[Set problem]
Give every line from the entries that contains "後継者の決定".
** Begin Provided material **
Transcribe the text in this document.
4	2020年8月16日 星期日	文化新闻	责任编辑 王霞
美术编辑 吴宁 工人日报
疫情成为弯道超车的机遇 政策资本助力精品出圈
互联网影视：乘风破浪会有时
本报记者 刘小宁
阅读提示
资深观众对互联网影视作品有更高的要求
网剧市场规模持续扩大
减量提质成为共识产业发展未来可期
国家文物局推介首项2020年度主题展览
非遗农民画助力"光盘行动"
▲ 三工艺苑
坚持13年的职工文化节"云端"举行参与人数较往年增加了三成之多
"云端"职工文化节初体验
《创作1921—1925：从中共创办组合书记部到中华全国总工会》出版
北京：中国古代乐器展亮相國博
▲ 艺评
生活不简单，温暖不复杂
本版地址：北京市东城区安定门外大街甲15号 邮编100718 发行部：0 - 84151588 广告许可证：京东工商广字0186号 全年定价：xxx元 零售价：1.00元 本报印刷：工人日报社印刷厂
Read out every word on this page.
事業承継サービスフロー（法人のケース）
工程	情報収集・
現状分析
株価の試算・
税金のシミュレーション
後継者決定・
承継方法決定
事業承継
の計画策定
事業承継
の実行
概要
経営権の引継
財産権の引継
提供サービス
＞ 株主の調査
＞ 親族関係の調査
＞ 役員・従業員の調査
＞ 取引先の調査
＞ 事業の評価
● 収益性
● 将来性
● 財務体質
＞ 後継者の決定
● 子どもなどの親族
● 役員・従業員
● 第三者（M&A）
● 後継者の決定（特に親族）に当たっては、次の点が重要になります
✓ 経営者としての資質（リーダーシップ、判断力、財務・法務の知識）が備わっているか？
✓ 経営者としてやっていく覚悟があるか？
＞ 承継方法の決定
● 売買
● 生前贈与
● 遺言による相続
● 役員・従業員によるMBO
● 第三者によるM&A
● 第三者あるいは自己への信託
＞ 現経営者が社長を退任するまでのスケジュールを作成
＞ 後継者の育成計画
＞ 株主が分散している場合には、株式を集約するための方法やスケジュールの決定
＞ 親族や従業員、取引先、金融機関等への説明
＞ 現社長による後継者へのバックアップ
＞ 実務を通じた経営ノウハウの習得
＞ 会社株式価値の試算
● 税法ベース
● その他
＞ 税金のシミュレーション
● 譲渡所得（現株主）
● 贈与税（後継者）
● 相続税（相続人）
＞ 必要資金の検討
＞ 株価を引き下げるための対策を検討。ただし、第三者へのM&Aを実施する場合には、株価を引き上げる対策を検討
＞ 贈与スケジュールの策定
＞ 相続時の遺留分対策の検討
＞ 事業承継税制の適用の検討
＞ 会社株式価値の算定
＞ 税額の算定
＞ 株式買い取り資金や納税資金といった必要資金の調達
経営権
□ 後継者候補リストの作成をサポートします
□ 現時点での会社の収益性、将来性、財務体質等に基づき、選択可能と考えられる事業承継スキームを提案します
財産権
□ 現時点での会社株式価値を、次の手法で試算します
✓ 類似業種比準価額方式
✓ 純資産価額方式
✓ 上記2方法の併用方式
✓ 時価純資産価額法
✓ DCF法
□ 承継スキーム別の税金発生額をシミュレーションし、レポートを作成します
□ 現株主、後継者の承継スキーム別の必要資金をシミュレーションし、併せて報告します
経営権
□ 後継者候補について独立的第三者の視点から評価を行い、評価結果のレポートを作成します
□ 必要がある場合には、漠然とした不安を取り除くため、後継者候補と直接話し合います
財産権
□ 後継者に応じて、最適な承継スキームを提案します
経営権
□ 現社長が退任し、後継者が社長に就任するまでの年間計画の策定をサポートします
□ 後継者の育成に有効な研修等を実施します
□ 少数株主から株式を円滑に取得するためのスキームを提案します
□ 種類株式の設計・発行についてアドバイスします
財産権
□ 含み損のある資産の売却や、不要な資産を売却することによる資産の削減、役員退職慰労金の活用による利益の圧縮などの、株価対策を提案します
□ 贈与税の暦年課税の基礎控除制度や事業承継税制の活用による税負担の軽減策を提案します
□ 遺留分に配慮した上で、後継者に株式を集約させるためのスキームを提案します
** End Provided material **
[Completed exercise]
＞ 後継者の決定
● 後継者の決定（特に親族）に当たっては、次の点が重要になります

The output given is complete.